WHAT YOU NEED TO DO ▸
Pull out every line of the listing below where "本期收盤" appears.

EXTRACTED DATA ▸
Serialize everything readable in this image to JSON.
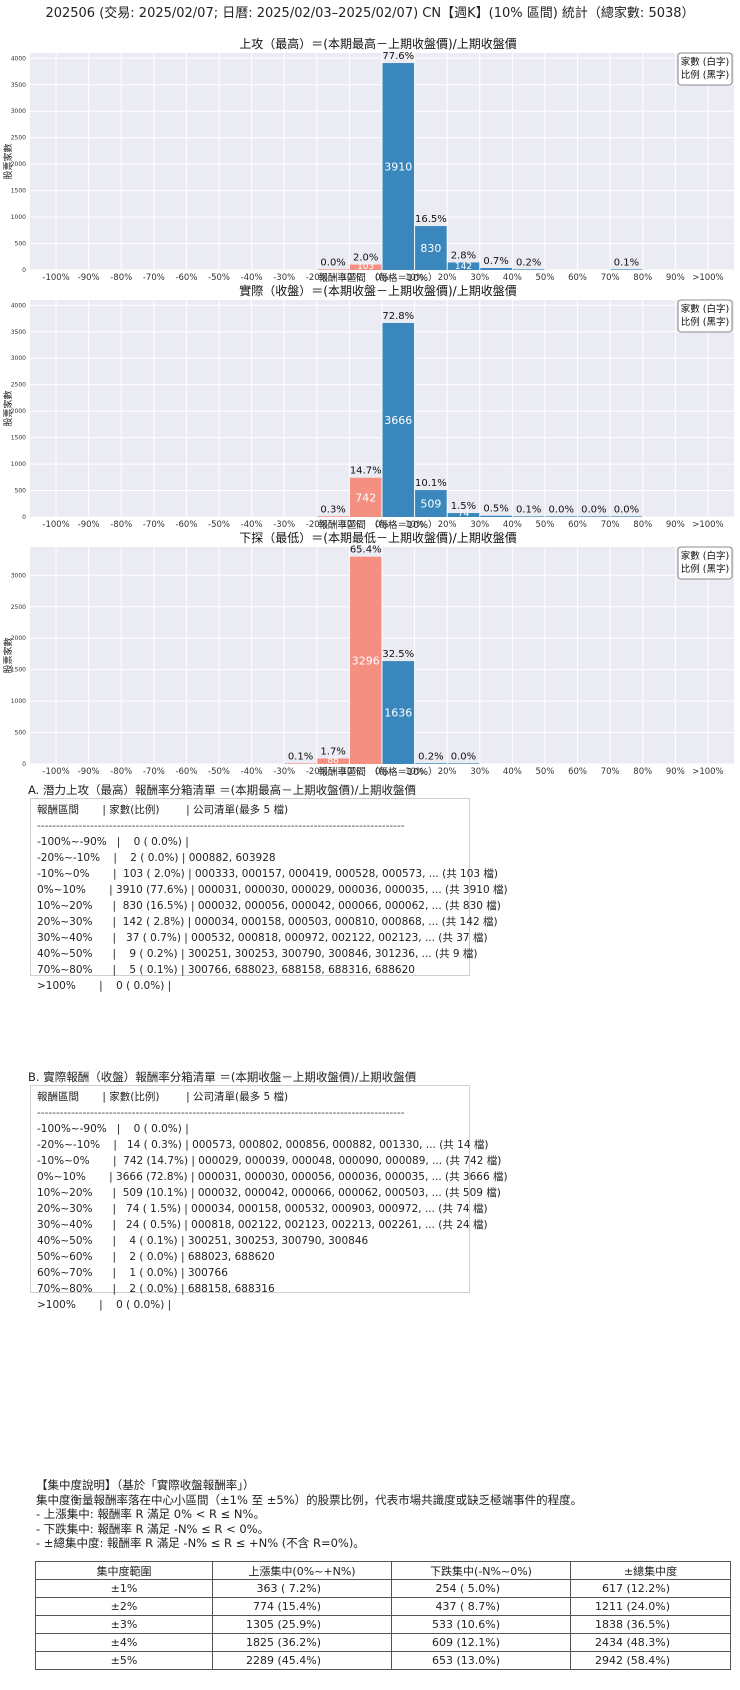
{
  "page_title": "202506 (交易: 2025/02/07; 日曆: 2025/02/03–2025/02/07) CN【週K】(10% 區間) 統計（總家數: 5038）",
  "legend_lines": [
    "家數 (白字)",
    "比例 (黑字)"
  ],
  "colors": {
    "positive": "#3a87bd",
    "negative": "#f58f82",
    "plot_bg": "#ebebf3",
    "grid": "#ffffff"
  },
  "chart_data": [
    {
      "type": "bar",
      "title": "上攻（最高）＝(本期最高－上期收盤價)/上期收盤價",
      "xlabel": "報酬率區間 （每格＝10%）",
      "ylabel": "股票家數",
      "categories": [
        "-100%",
        "-90%",
        "-80%",
        "-70%",
        "-60%",
        "-50%",
        "-40%",
        "-30%",
        "-20%",
        "-10%",
        "0%",
        "10%",
        "20%",
        "30%",
        "40%",
        "50%",
        "60%",
        "70%",
        "80%",
        "90%",
        ">100%"
      ],
      "yticks": [
        0,
        500,
        1000,
        1500,
        2000,
        2500,
        3000,
        3500,
        4000
      ],
      "ylim": [
        0,
        4100
      ],
      "bars": [
        {
          "x": -20,
          "count": 2,
          "pct": "0.0%",
          "sign": "neg"
        },
        {
          "x": -10,
          "count": 103,
          "pct": "2.0%",
          "sign": "neg"
        },
        {
          "x": 0,
          "count": 3910,
          "pct": "77.6%",
          "sign": "pos"
        },
        {
          "x": 10,
          "count": 830,
          "pct": "16.5%",
          "sign": "pos"
        },
        {
          "x": 20,
          "count": 142,
          "pct": "2.8%",
          "sign": "pos"
        },
        {
          "x": 30,
          "count": 37,
          "pct": "0.7%",
          "sign": "pos"
        },
        {
          "x": 40,
          "count": 9,
          "pct": "0.2%",
          "sign": "pos"
        },
        {
          "x": 70,
          "count": 5,
          "pct": "0.1%",
          "sign": "pos"
        }
      ],
      "legend": "top-right"
    },
    {
      "type": "bar",
      "title": "實際（收盤）＝(本期收盤－上期收盤價)/上期收盤價",
      "xlabel": "報酬率區間 （每格＝10%）",
      "ylabel": "股票家數",
      "categories": [
        "-100%",
        "-90%",
        "-80%",
        "-70%",
        "-60%",
        "-50%",
        "-40%",
        "-30%",
        "-20%",
        "-10%",
        "0%",
        "10%",
        "20%",
        "30%",
        "40%",
        "50%",
        "60%",
        "70%",
        "80%",
        "90%",
        ">100%"
      ],
      "yticks": [
        0,
        500,
        1000,
        1500,
        2000,
        2500,
        3000,
        3500,
        4000
      ],
      "ylim": [
        0,
        4100
      ],
      "bars": [
        {
          "x": -20,
          "count": 14,
          "pct": "0.3%",
          "sign": "neg"
        },
        {
          "x": -10,
          "count": 742,
          "pct": "14.7%",
          "sign": "neg"
        },
        {
          "x": 0,
          "count": 3666,
          "pct": "72.8%",
          "sign": "pos"
        },
        {
          "x": 10,
          "count": 509,
          "pct": "10.1%",
          "sign": "pos"
        },
        {
          "x": 20,
          "count": 74,
          "pct": "1.5%",
          "sign": "pos"
        },
        {
          "x": 30,
          "count": 24,
          "pct": "0.5%",
          "sign": "pos"
        },
        {
          "x": 40,
          "count": 4,
          "pct": "0.1%",
          "sign": "pos"
        },
        {
          "x": 50,
          "count": 2,
          "pct": "0.0%",
          "sign": "pos"
        },
        {
          "x": 60,
          "count": 1,
          "pct": "0.0%",
          "sign": "pos"
        },
        {
          "x": 70,
          "count": 2,
          "pct": "0.0%",
          "sign": "pos"
        }
      ],
      "legend": "top-right"
    },
    {
      "type": "bar",
      "title": "下探（最低）＝(本期最低－上期收盤價)/上期收盤價",
      "xlabel": "報酬率區間 （每格＝10%）",
      "ylabel": "股票家數",
      "categories": [
        "-100%",
        "-90%",
        "-80%",
        "-70%",
        "-60%",
        "-50%",
        "-40%",
        "-30%",
        "-20%",
        "-10%",
        "0%",
        "10%",
        "20%",
        "30%",
        "40%",
        "50%",
        "60%",
        "70%",
        "80%",
        "90%",
        ">100%"
      ],
      "yticks": [
        0,
        500,
        1000,
        1500,
        2000,
        2500,
        3000
      ],
      "ylim": [
        0,
        3450
      ],
      "bars": [
        {
          "x": -30,
          "count": 5,
          "pct": "0.1%",
          "sign": "neg"
        },
        {
          "x": -20,
          "count": 88,
          "pct": "1.7%",
          "sign": "neg"
        },
        {
          "x": -10,
          "count": 3296,
          "pct": "65.4%",
          "sign": "neg"
        },
        {
          "x": 0,
          "count": 1636,
          "pct": "32.5%",
          "sign": "pos"
        },
        {
          "x": 10,
          "count": 11,
          "pct": "0.2%",
          "sign": "pos"
        },
        {
          "x": 20,
          "count": 2,
          "pct": "0.0%",
          "sign": "pos"
        }
      ],
      "legend": "top-right"
    }
  ],
  "list_a": {
    "title": "A. 潛力上攻（最高）報酬率分箱清單 ＝(本期最高－上期收盤價)/上期收盤價",
    "header": "報酬區間       | 家數(比例)        | 公司清單(最多 5 檔)",
    "separator": "-------------------------------------------------------------------------------------------------",
    "rows": [
      "-100%~-90%   |    0 ( 0.0%) |",
      "-20%~-10%    |    2 ( 0.0%) | 000882, 603928",
      "-10%~0%       |  103 ( 2.0%) | 000333, 000157, 000419, 000528, 000573, ... (共 103 檔)",
      "0%~10%       | 3910 (77.6%) | 000031, 000030, 000029, 000036, 000035, ... (共 3910 檔)",
      "10%~20%      |  830 (16.5%) | 000032, 000056, 000042, 000066, 000062, ... (共 830 檔)",
      "20%~30%      |  142 ( 2.8%) | 000034, 000158, 000503, 000810, 000868, ... (共 142 檔)",
      "30%~40%      |   37 ( 0.7%) | 000532, 000818, 000972, 002122, 002123, ... (共 37 檔)",
      "40%~50%      |    9 ( 0.2%) | 300251, 300253, 300790, 300846, 301236, ... (共 9 檔)",
      "70%~80%      |    5 ( 0.1%) | 300766, 688023, 688158, 688316, 688620",
      ">100%       |    0 ( 0.0%) |"
    ]
  },
  "list_b": {
    "title": "B. 實際報酬（收盤）報酬率分箱清單 ＝(本期收盤－上期收盤價)/上期收盤價",
    "header": "報酬區間       | 家數(比例)        | 公司清單(最多 5 檔)",
    "separator": "-------------------------------------------------------------------------------------------------",
    "rows": [
      "-100%~-90%   |    0 ( 0.0%) |",
      "-20%~-10%    |   14 ( 0.3%) | 000573, 000802, 000856, 000882, 001330, ... (共 14 檔)",
      "-10%~0%       |  742 (14.7%) | 000029, 000039, 000048, 000090, 000089, ... (共 742 檔)",
      "0%~10%       | 3666 (72.8%) | 000031, 000030, 000056, 000036, 000035, ... (共 3666 檔)",
      "10%~20%      |  509 (10.1%) | 000032, 000042, 000066, 000062, 000503, ... (共 509 檔)",
      "20%~30%      |   74 ( 1.5%) | 000034, 000158, 000532, 000903, 000972, ... (共 74 檔)",
      "30%~40%      |   24 ( 0.5%) | 000818, 002122, 002123, 002213, 002261, ... (共 24 檔)",
      "40%~50%      |    4 ( 0.1%) | 300251, 300253, 300790, 300846",
      "50%~60%      |    2 ( 0.0%) | 688023, 688620",
      "60%~70%      |    1 ( 0.0%) | 300766",
      "70%~80%      |    2 ( 0.0%) | 688158, 688316",
      ">100%       |    0 ( 0.0%) |"
    ]
  },
  "concentration": {
    "heading": "【集中度說明】（基於「實際收盤報酬率」）",
    "lines": [
      "集中度衡量報酬率落在中心小區間（±1% 至 ±5%）的股票比例，代表市場共識度或缺乏極端事件的程度。",
      " - 上漲集中: 報酬率 R 滿足 0% < R ≤ N%。",
      " - 下跌集中: 報酬率 R 滿足 -N% ≤ R < 0%。",
      " - ±總集中度: 報酬率 R 滿足 -N% ≤ R ≤ +N% (不含 R=0%)。"
    ],
    "table": {
      "headers": [
        "集中度範圍",
        "上漲集中(0%~+N%)",
        "下跌集中(-N%~0%)",
        "±總集中度"
      ],
      "rows": [
        [
          "±1%",
          "363 ( 7.2%)",
          "254 ( 5.0%)",
          "617 (12.2%)"
        ],
        [
          "±2%",
          "774 (15.4%)",
          "437 ( 8.7%)",
          "1211 (24.0%)"
        ],
        [
          "±3%",
          "1305 (25.9%)",
          "533 (10.6%)",
          "1838 (36.5%)"
        ],
        [
          "±4%",
          "1825 (36.2%)",
          "609 (12.1%)",
          "2434 (48.3%)"
        ],
        [
          "±5%",
          "2289 (45.4%)",
          "653 (13.0%)",
          "2942 (58.4%)"
        ]
      ]
    }
  }
}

COMPLETE ANSWER ▸
      "title": "實際（收盤）＝(本期收盤－上期收盤價)/上期收盤價",
    "title": "B. 實際報酬（收盤）報酬率分箱清單 ＝(本期收盤－上期收盤價)/上期收盤價",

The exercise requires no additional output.